#### What is asked
Starting with the line with "cell-interest: 86.96 — [897, 787, 1085, 821]" and going on through the line with "table-row: 2 471.78", write those lines out again with "table-row" replaced by "schedule-row" and everything else unchanged.

#### Task inputs
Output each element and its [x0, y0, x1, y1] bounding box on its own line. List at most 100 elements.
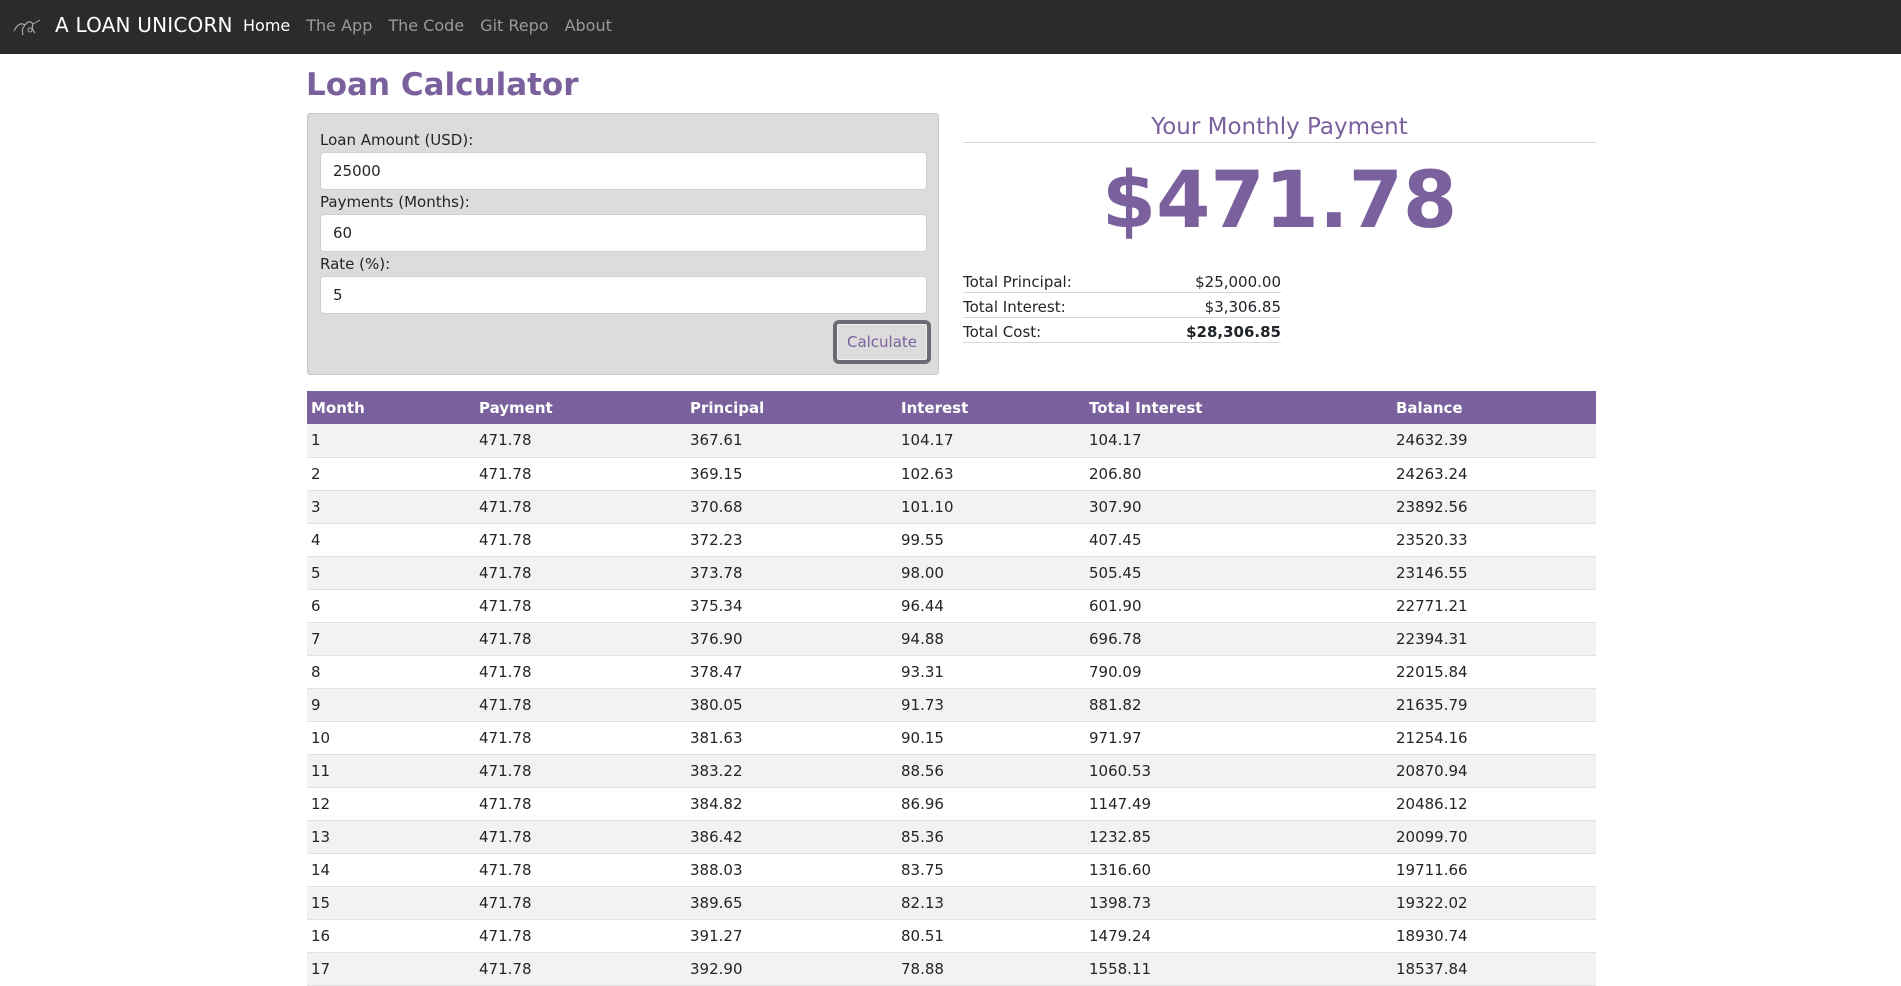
cell-interest: 86.96 — [897, 787, 1085, 821]
table-row: 9 471.78 380.05 91.73 881.82 21635.79 — [307, 688, 1596, 722]
cell-total-interest: 307.90 — [1085, 490, 1392, 524]
page-title: Loan Calculator — [306, 67, 579, 103]
cell-payment: 471.78 — [475, 688, 686, 722]
cell-principal: 369.15 — [686, 457, 897, 491]
cell-total-interest: 1398.73 — [1085, 886, 1392, 920]
cell-payment: 471.78 — [475, 721, 686, 755]
total-interest-value: $3,306.85 — [1204, 297, 1281, 316]
rate-input[interactable] — [320, 276, 927, 314]
cell-interest: 90.15 — [897, 721, 1085, 755]
cell-payment: 471.78 — [475, 919, 686, 953]
table-row: 17 471.78 392.90 78.88 1558.11 18537.84 — [307, 952, 1596, 986]
column-header-total-interest: Total Interest — [1085, 391, 1392, 424]
monthly-payment-amount: $471.78 — [1101, 156, 1458, 246]
table-row: 3 471.78 370.68 101.10 307.90 23892.56 — [307, 490, 1596, 524]
table-row: 2 471.78 369.15 102.63 206.80 24263.24 — [307, 457, 1596, 491]
cell-principal: 378.47 — [686, 655, 897, 689]
nav-link-about[interactable]: About — [565, 16, 612, 35]
cell-balance: 22015.84 — [1392, 655, 1596, 689]
cell-principal: 386.42 — [686, 820, 897, 854]
table-row: 13 471.78 386.42 85.36 1232.85 20099.70 — [307, 820, 1596, 854]
cell-principal: 389.65 — [686, 886, 897, 920]
table-body: 1 471.78 367.61 104.17 104.17 24632.39 2 471.78… — [307, 424, 1596, 986]
nav-links: Home The App The Code Git Repo About — [243, 16, 628, 35]
cell-balance: 24632.39 — [1392, 424, 1596, 458]
amortization-table: Month Payment Principal Interest Total I… — [307, 391, 1596, 986]
total-principal-label: Total Principal: — [963, 272, 1072, 291]
cell-balance: 21254.16 — [1392, 721, 1596, 755]
cell-total-interest: 881.82 — [1085, 688, 1392, 722]
divider — [963, 142, 1596, 143]
cell-total-interest: 1479.24 — [1085, 919, 1392, 953]
cell-interest: 83.75 — [897, 853, 1085, 887]
cell-balance: 23892.56 — [1392, 490, 1596, 524]
cell-total-interest: 407.45 — [1085, 523, 1392, 557]
cell-month: 4 — [307, 523, 475, 557]
column-header-payment: Payment — [475, 391, 686, 424]
cell-balance: 18930.74 — [1392, 919, 1596, 953]
cell-balance: 22394.31 — [1392, 622, 1596, 656]
cell-principal: 381.63 — [686, 721, 897, 755]
cell-principal: 380.05 — [686, 688, 897, 722]
column-header-interest: Interest — [897, 391, 1085, 424]
cell-balance: 19322.02 — [1392, 886, 1596, 920]
total-principal-row: Total Principal: $25,000.00 — [963, 268, 1281, 293]
nav-link-the-app[interactable]: The App — [306, 16, 372, 35]
cell-principal: 373.78 — [686, 556, 897, 590]
cell-principal: 392.90 — [686, 952, 897, 986]
payments-input[interactable] — [320, 214, 927, 252]
nav-link-home[interactable]: Home — [243, 16, 290, 35]
table-row: 8 471.78 378.47 93.31 790.09 22015.84 — [307, 655, 1596, 689]
total-cost-row: Total Cost: $28,306.85 — [963, 318, 1281, 343]
table-row: 6 471.78 375.34 96.44 601.90 22771.21 — [307, 589, 1596, 623]
rate-label: Rate (%): — [320, 255, 391, 273]
total-cost-label: Total Cost: — [963, 322, 1042, 341]
table-row: 14 471.78 388.03 83.75 1316.60 19711.66 — [307, 853, 1596, 887]
cell-total-interest: 790.09 — [1085, 655, 1392, 689]
cell-total-interest: 505.45 — [1085, 556, 1392, 590]
cell-balance: 20870.94 — [1392, 754, 1596, 788]
unicorn-logo-icon[interactable] — [11, 15, 43, 39]
cell-balance: 24263.24 — [1392, 457, 1596, 491]
cell-interest: 99.55 — [897, 523, 1085, 557]
cell-interest: 94.88 — [897, 622, 1085, 656]
cell-balance: 23520.33 — [1392, 523, 1596, 557]
nav-link-the-code[interactable]: The Code — [388, 16, 464, 35]
table-header-row: Month Payment Principal Interest Total I… — [307, 391, 1596, 424]
cell-interest: 91.73 — [897, 688, 1085, 722]
cell-balance: 20486.12 — [1392, 787, 1596, 821]
cell-payment: 471.78 — [475, 952, 686, 986]
cell-total-interest: 1147.49 — [1085, 787, 1392, 821]
loan-amount-input[interactable] — [320, 152, 927, 190]
cell-payment: 471.78 — [475, 787, 686, 821]
cell-interest: 101.10 — [897, 490, 1085, 524]
cell-balance: 18537.84 — [1392, 952, 1596, 986]
cell-month: 2 — [307, 457, 475, 491]
cell-balance: 20099.70 — [1392, 820, 1596, 854]
cell-month: 7 — [307, 622, 475, 656]
cell-payment: 471.78 — [475, 655, 686, 689]
cell-month: 1 — [307, 424, 475, 458]
cell-total-interest: 1232.85 — [1085, 820, 1392, 854]
cell-month: 14 — [307, 853, 475, 887]
cell-principal: 375.34 — [686, 589, 897, 623]
cell-payment: 471.78 — [475, 556, 686, 590]
calculate-button[interactable]: Calculate — [833, 320, 931, 364]
cell-month: 11 — [307, 754, 475, 788]
total-cost-value: $28,306.85 — [1186, 322, 1281, 341]
cell-interest: 85.36 — [897, 820, 1085, 854]
cell-principal: 383.22 — [686, 754, 897, 788]
cell-total-interest: 601.90 — [1085, 589, 1392, 623]
cell-payment: 471.78 — [475, 589, 686, 623]
table-row: 1 471.78 367.61 104.17 104.17 24632.39 — [307, 424, 1596, 458]
table-row: 7 471.78 376.90 94.88 696.78 22394.31 — [307, 622, 1596, 656]
nav-link-git-repo[interactable]: Git Repo — [480, 16, 548, 35]
cell-payment: 471.78 — [475, 853, 686, 887]
cell-interest: 82.13 — [897, 886, 1085, 920]
cell-total-interest: 1060.53 — [1085, 754, 1392, 788]
brand-title[interactable]: A LOAN UNICORN — [55, 13, 233, 37]
loan-amount-label: Loan Amount (USD): — [320, 131, 474, 149]
cell-payment: 471.78 — [475, 523, 686, 557]
cell-month: 5 — [307, 556, 475, 590]
cell-interest: 78.88 — [897, 952, 1085, 986]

#### Answer to this problem
cell-interest: 86.96 — [897, 787, 1085, 821]
schedule-row: 9 471.78 380.05 91.73 881.82 21635.79 — [307, 688, 1596, 722]
cell-total-interest: 307.90 — [1085, 490, 1392, 524]
page-title: Loan Calculator — [306, 67, 579, 103]
cell-payment: 471.78 — [475, 688, 686, 722]
cell-principal: 369.15 — [686, 457, 897, 491]
cell-total-interest: 1398.73 — [1085, 886, 1392, 920]
cell-payment: 471.78 — [475, 721, 686, 755]
total-interest-value: $3,306.85 — [1204, 297, 1281, 316]
rate-input[interactable] — [320, 276, 927, 314]
cell-interest: 90.15 — [897, 721, 1085, 755]
cell-payment: 471.78 — [475, 919, 686, 953]
schedule-row: 17 471.78 392.90 78.88 1558.11 18537.84 — [307, 952, 1596, 986]
column-header-total-interest: Total Interest — [1085, 391, 1392, 424]
monthly-payment-amount: $471.78 — [1101, 156, 1458, 246]
schedule-row: 3 471.78 370.68 101.10 307.90 23892.56 — [307, 490, 1596, 524]
schedule-row: 2 471.78 369.15 102.63 206.80 24263.24 — [307, 457, 1596, 491]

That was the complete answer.